*Work required*: Set down each entry exactly as given; pictures should not appear in the copy.

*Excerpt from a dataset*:
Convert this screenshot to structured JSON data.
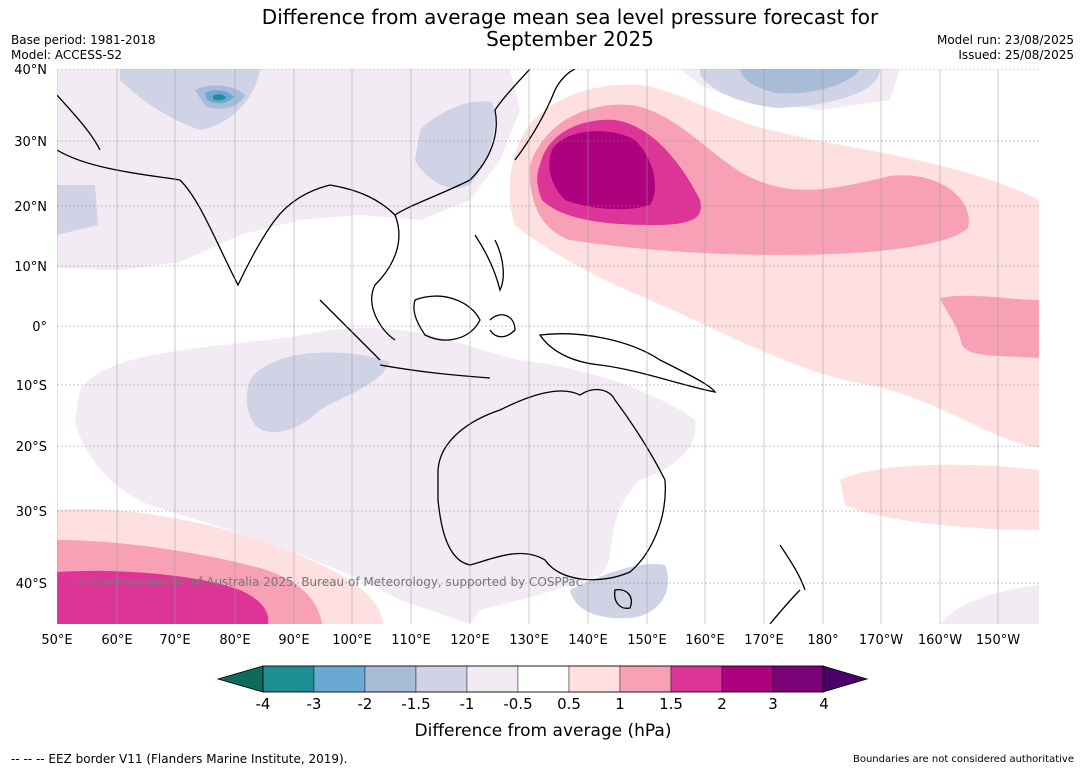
{
  "title": {
    "line1": "Difference from average mean sea level pressure forecast for",
    "line2": "September 2025"
  },
  "meta": {
    "base_period": "Base period: 1981-2018",
    "model": "Model: ACCESS-S2",
    "model_run": "Model run: 23/08/2025",
    "issued": "Issued: 25/08/2025"
  },
  "map": {
    "copyright": "© Commonwealth of Australia 2025, Bureau of Meteorology, supported by COSPPac",
    "lat_labels": [
      "40°N",
      "30°N",
      "20°N",
      "10°N",
      "0°",
      "10°S",
      "20°S",
      "30°S",
      "40°S"
    ],
    "lon_labels": [
      "50°E",
      "60°E",
      "70°E",
      "80°E",
      "90°E",
      "100°E",
      "110°E",
      "120°E",
      "130°E",
      "140°E",
      "150°E",
      "160°E",
      "170°E",
      "180°",
      "170°W",
      "160°W",
      "150°W"
    ]
  },
  "colorbar": {
    "title": "Difference from average (hPa)",
    "tick_labels": [
      "-4",
      "-3",
      "-2",
      "-1.5",
      "-1",
      "-0.5",
      "0.5",
      "1",
      "1.5",
      "2",
      "3",
      "4"
    ],
    "colors": [
      "#0e6b5c",
      "#1f8f96",
      "#6aaad2",
      "#a8bcd8",
      "#d0d3e5",
      "#f2ebf4",
      "#ffffff",
      "#fde0df",
      "#f8a1b6",
      "#dd3497",
      "#ae017e",
      "#7a0177",
      "#4a006a"
    ]
  },
  "footer": {
    "eez_note": "--  --  -- EEZ border V11 (Flanders Marine Institute, 2019).",
    "boundaries_note": "Boundaries are not considered authoritative"
  }
}
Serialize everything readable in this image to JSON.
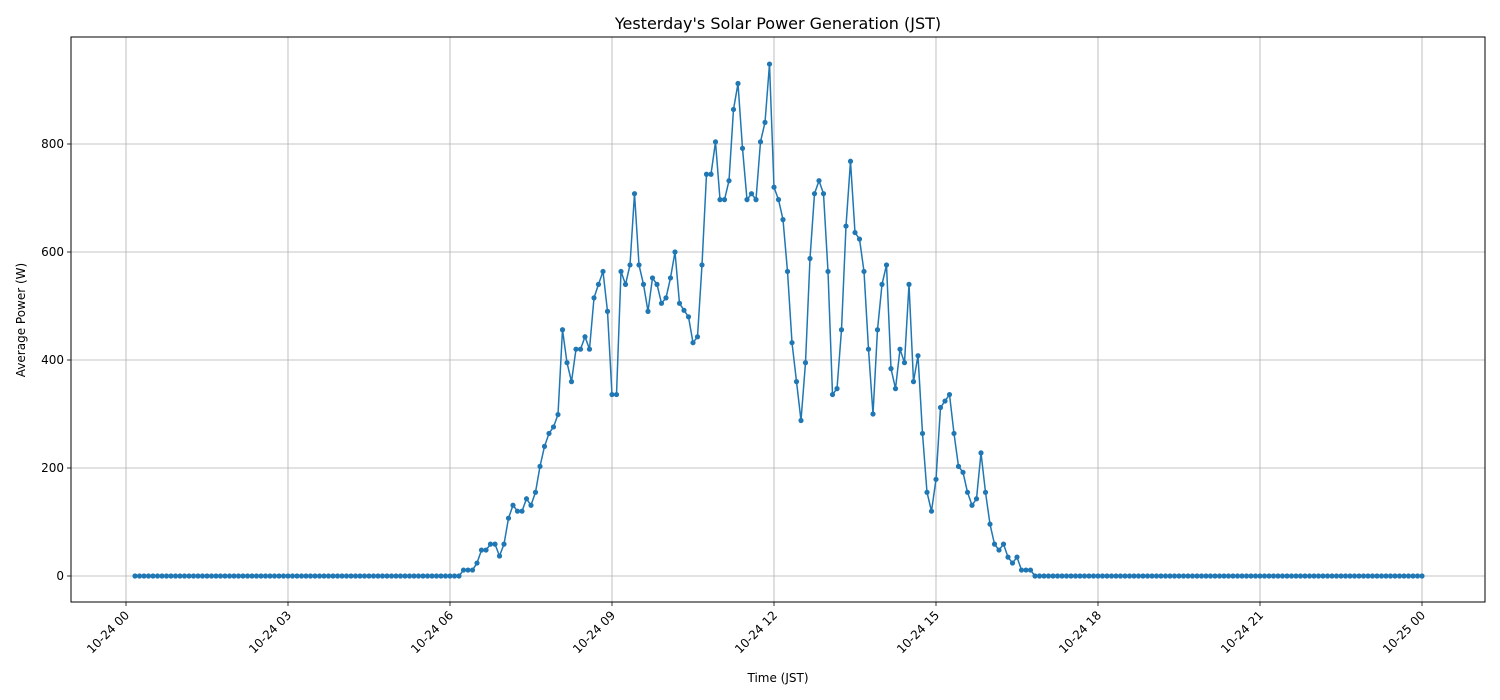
{
  "chart_data": {
    "type": "line",
    "title": "Yesterday's Solar Power Generation (JST)",
    "xlabel": "Time (JST)",
    "ylabel": "Average Power (W)",
    "xlim": [
      "10-23 23:35",
      "10-25 01:05"
    ],
    "ylim": [
      -48,
      990
    ],
    "grid": true,
    "legend": null,
    "line_color": "#1f77b4",
    "marker": "circle",
    "x_interval_minutes": 5,
    "x_ticks": [
      "10-24 00",
      "10-24 03",
      "10-24 06",
      "10-24 09",
      "10-24 12",
      "10-24 15",
      "10-24 18",
      "10-24 21",
      "10-25 00"
    ],
    "y_ticks": [
      0,
      200,
      400,
      600,
      800
    ],
    "series": [
      {
        "name": "Average Power (W)",
        "start": "10-24 00:10",
        "end": "10-25 00:00",
        "nonzero_segment": {
          "start": "10-24 06:15",
          "values": [
            11,
            11,
            11,
            24,
            48,
            48,
            59,
            59,
            37,
            59,
            107,
            131,
            120,
            120,
            143,
            131,
            155,
            203,
            240,
            264,
            276,
            299,
            456,
            395,
            360,
            420,
            420,
            443,
            420,
            515,
            540,
            564,
            490,
            336,
            336,
            564,
            540,
            576,
            708,
            576,
            540,
            490,
            552,
            540,
            505,
            515,
            552,
            600,
            505,
            492,
            480,
            432,
            443,
            576,
            744,
            744,
            804,
            697,
            697,
            732,
            864,
            912,
            792,
            697,
            708,
            697,
            804,
            840,
            948,
            720,
            697,
            660,
            564,
            432,
            360,
            288,
            395,
            588,
            708,
            732,
            708,
            564,
            336,
            347,
            456,
            648,
            768,
            636,
            624,
            564,
            420,
            300,
            456,
            540,
            576,
            384,
            347,
            420,
            395,
            540,
            360,
            408,
            264,
            155,
            120,
            179,
            312,
            324,
            336,
            264,
            203,
            192,
            155,
            131,
            143,
            228,
            155,
            96,
            59,
            48,
            59,
            35,
            24,
            35,
            11,
            11,
            11
          ]
        },
        "zero_elsewhere": true
      }
    ]
  }
}
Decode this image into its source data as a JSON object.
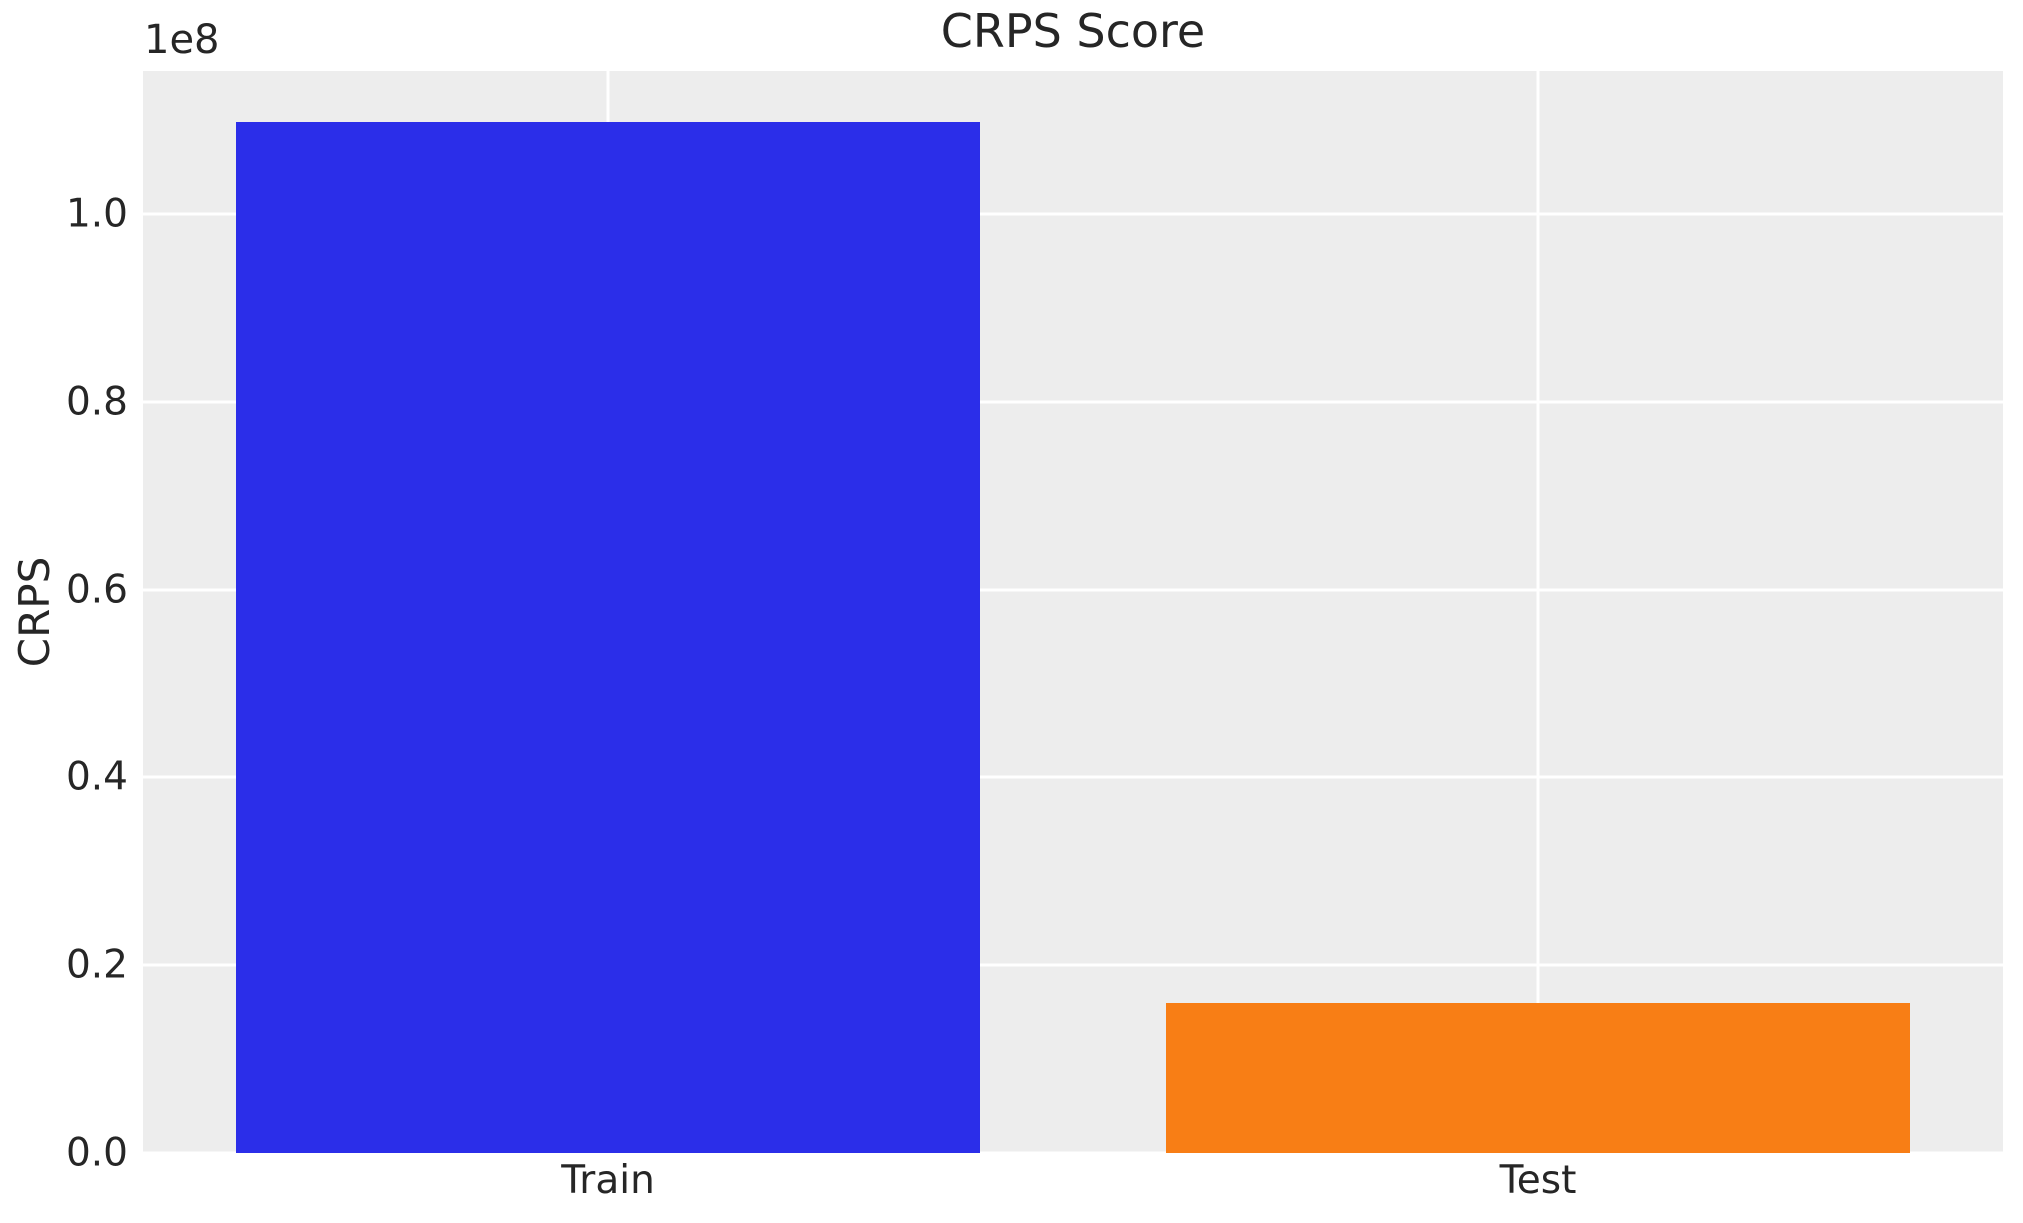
{
  "chart_data": {
    "type": "bar",
    "title": "CRPS Score",
    "xlabel": "",
    "ylabel": "CRPS",
    "offset_label": "1e8",
    "categories": [
      "Train",
      "Test"
    ],
    "values": [
      109800000,
      16000000
    ],
    "bar_colors": [
      "#2b2ee9",
      "#f87e15"
    ],
    "bar_width_frac": 0.8,
    "yticks": [
      0.0,
      0.2,
      0.4,
      0.6,
      0.8,
      1.0
    ],
    "ytick_labels": [
      "0.0",
      "0.2",
      "0.4",
      "0.6",
      "0.8",
      "1.0"
    ],
    "ytick_scale": 100000000,
    "ylim": [
      0,
      115250000
    ],
    "grid": true,
    "legend": false,
    "plot_background": "#ededed",
    "grid_color": "#ffffff",
    "text_color": "#262626",
    "page_background": "#ffffff"
  }
}
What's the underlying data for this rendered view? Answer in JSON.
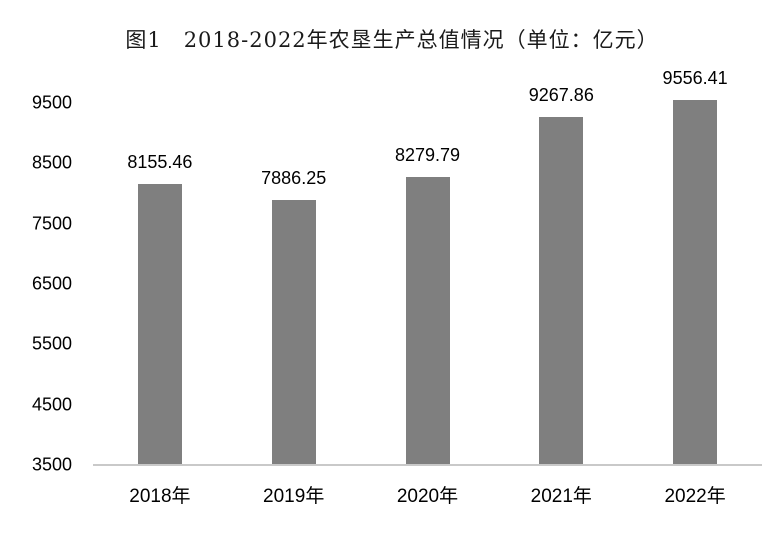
{
  "chart_data": {
    "type": "bar",
    "title": "图1　2018-2022年农垦生产总值情况（单位：亿元）",
    "unit": "亿元",
    "categories": [
      "2018年",
      "2019年",
      "2020年",
      "2021年",
      "2022年"
    ],
    "values": [
      8155.46,
      7886.25,
      8279.79,
      9267.86,
      9556.41
    ],
    "data_labels": [
      "8155.46",
      "7886.25",
      "8279.79",
      "9267.86",
      "9556.41"
    ],
    "yticks": [
      3500,
      4500,
      5500,
      6500,
      7500,
      8500,
      9500
    ],
    "ylim": [
      3500,
      9500
    ],
    "grid": false,
    "legend_position": "none",
    "bar_color": "#7F7F7F",
    "axis_line_color": "#C9C9C9",
    "text_color": "#000000"
  }
}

*Full solution*:
Convert this screenshot to structured JSON data.
{
  "title": {
    "line1": "Difference from average mean sea level pressure forecast for",
    "line2": "September 2025"
  },
  "meta": {
    "base_period": "Base period: 1981-2018",
    "model": "Model: ACCESS-S2",
    "model_run": "Model run: 23/08/2025",
    "issued": "Issued: 25/08/2025"
  },
  "map": {
    "copyright": "© Commonwealth of Australia 2025, Bureau of Meteorology, supported by COSPPac",
    "lat_labels": [
      "40°N",
      "30°N",
      "20°N",
      "10°N",
      "0°",
      "10°S",
      "20°S",
      "30°S",
      "40°S"
    ],
    "lon_labels": [
      "50°E",
      "60°E",
      "70°E",
      "80°E",
      "90°E",
      "100°E",
      "110°E",
      "120°E",
      "130°E",
      "140°E",
      "150°E",
      "160°E",
      "170°E",
      "180°",
      "170°W",
      "160°W",
      "150°W"
    ]
  },
  "colorbar": {
    "title": "Difference from average (hPa)",
    "tick_labels": [
      "-4",
      "-3",
      "-2",
      "-1.5",
      "-1",
      "-0.5",
      "0.5",
      "1",
      "1.5",
      "2",
      "3",
      "4"
    ],
    "colors": [
      "#0e6b5c",
      "#1f8f96",
      "#6aaad2",
      "#a8bcd8",
      "#d0d3e5",
      "#f2ebf4",
      "#ffffff",
      "#fde0df",
      "#f8a1b6",
      "#dd3497",
      "#ae017e",
      "#7a0177",
      "#4a006a"
    ]
  },
  "footer": {
    "eez_note": "--  --  -- EEZ border V11 (Flanders Marine Institute, 2019).",
    "boundaries_note": "Boundaries are not considered authoritative"
  }
}
Serialize everything readable in this image to JSON.
{
  "chart_data": {
    "type": "line",
    "title": "Yesterday's Solar Power Generation (JST)",
    "xlabel": "Time (JST)",
    "ylabel": "Average Power (W)",
    "xlim": [
      "10-23 23:35",
      "10-25 01:05"
    ],
    "ylim": [
      -48,
      990
    ],
    "grid": true,
    "legend": null,
    "line_color": "#1f77b4",
    "marker": "circle",
    "x_interval_minutes": 5,
    "x_ticks": [
      "10-24 00",
      "10-24 03",
      "10-24 06",
      "10-24 09",
      "10-24 12",
      "10-24 15",
      "10-24 18",
      "10-24 21",
      "10-25 00"
    ],
    "y_ticks": [
      0,
      200,
      400,
      600,
      800
    ],
    "series": [
      {
        "name": "Average Power (W)",
        "start": "10-24 00:10",
        "end": "10-25 00:00",
        "nonzero_segment": {
          "start": "10-24 06:15",
          "values": [
            11,
            11,
            11,
            24,
            48,
            48,
            59,
            59,
            37,
            59,
            107,
            131,
            120,
            120,
            143,
            131,
            155,
            203,
            240,
            264,
            276,
            299,
            456,
            395,
            360,
            420,
            420,
            443,
            420,
            515,
            540,
            564,
            490,
            336,
            336,
            564,
            540,
            576,
            708,
            576,
            540,
            490,
            552,
            540,
            505,
            515,
            552,
            600,
            505,
            492,
            480,
            432,
            443,
            576,
            744,
            744,
            804,
            697,
            697,
            732,
            864,
            912,
            792,
            697,
            708,
            697,
            804,
            840,
            948,
            720,
            697,
            660,
            564,
            432,
            360,
            288,
            395,
            588,
            708,
            732,
            708,
            564,
            336,
            347,
            456,
            648,
            768,
            636,
            624,
            564,
            420,
            300,
            456,
            540,
            576,
            384,
            347,
            420,
            395,
            540,
            360,
            408,
            264,
            155,
            120,
            179,
            312,
            324,
            336,
            264,
            203,
            192,
            155,
            131,
            143,
            228,
            155,
            96,
            59,
            48,
            59,
            35,
            24,
            35,
            11,
            11,
            11
          ]
        },
        "zero_elsewhere": true
      }
    ]
  }
}
Decode this image into its source data as a JSON object.
{
  "chart_data": {
    "type": "bar",
    "title": "CRPS Score",
    "xlabel": "",
    "ylabel": "CRPS",
    "offset_label": "1e8",
    "categories": [
      "Train",
      "Test"
    ],
    "values": [
      109800000,
      16000000
    ],
    "bar_colors": [
      "#2b2ee9",
      "#f87e15"
    ],
    "bar_width_frac": 0.8,
    "yticks": [
      0.0,
      0.2,
      0.4,
      0.6,
      0.8,
      1.0
    ],
    "ytick_labels": [
      "0.0",
      "0.2",
      "0.4",
      "0.6",
      "0.8",
      "1.0"
    ],
    "ytick_scale": 100000000,
    "ylim": [
      0,
      115250000
    ],
    "grid": true,
    "legend": false,
    "plot_background": "#ededed",
    "grid_color": "#ffffff",
    "text_color": "#262626",
    "page_background": "#ffffff"
  }
}
What's the underlying data for this rendered view? Answer in JSON.
{
  "chart_data": {
    "type": "bar",
    "title": "图1　2018-2022年农垦生产总值情况（单位：亿元）",
    "unit": "亿元",
    "categories": [
      "2018年",
      "2019年",
      "2020年",
      "2021年",
      "2022年"
    ],
    "values": [
      8155.46,
      7886.25,
      8279.79,
      9267.86,
      9556.41
    ],
    "data_labels": [
      "8155.46",
      "7886.25",
      "8279.79",
      "9267.86",
      "9556.41"
    ],
    "yticks": [
      3500,
      4500,
      5500,
      6500,
      7500,
      8500,
      9500
    ],
    "ylim": [
      3500,
      9500
    ],
    "grid": false,
    "legend_position": "none",
    "bar_color": "#7F7F7F",
    "axis_line_color": "#C9C9C9",
    "text_color": "#000000"
  }
}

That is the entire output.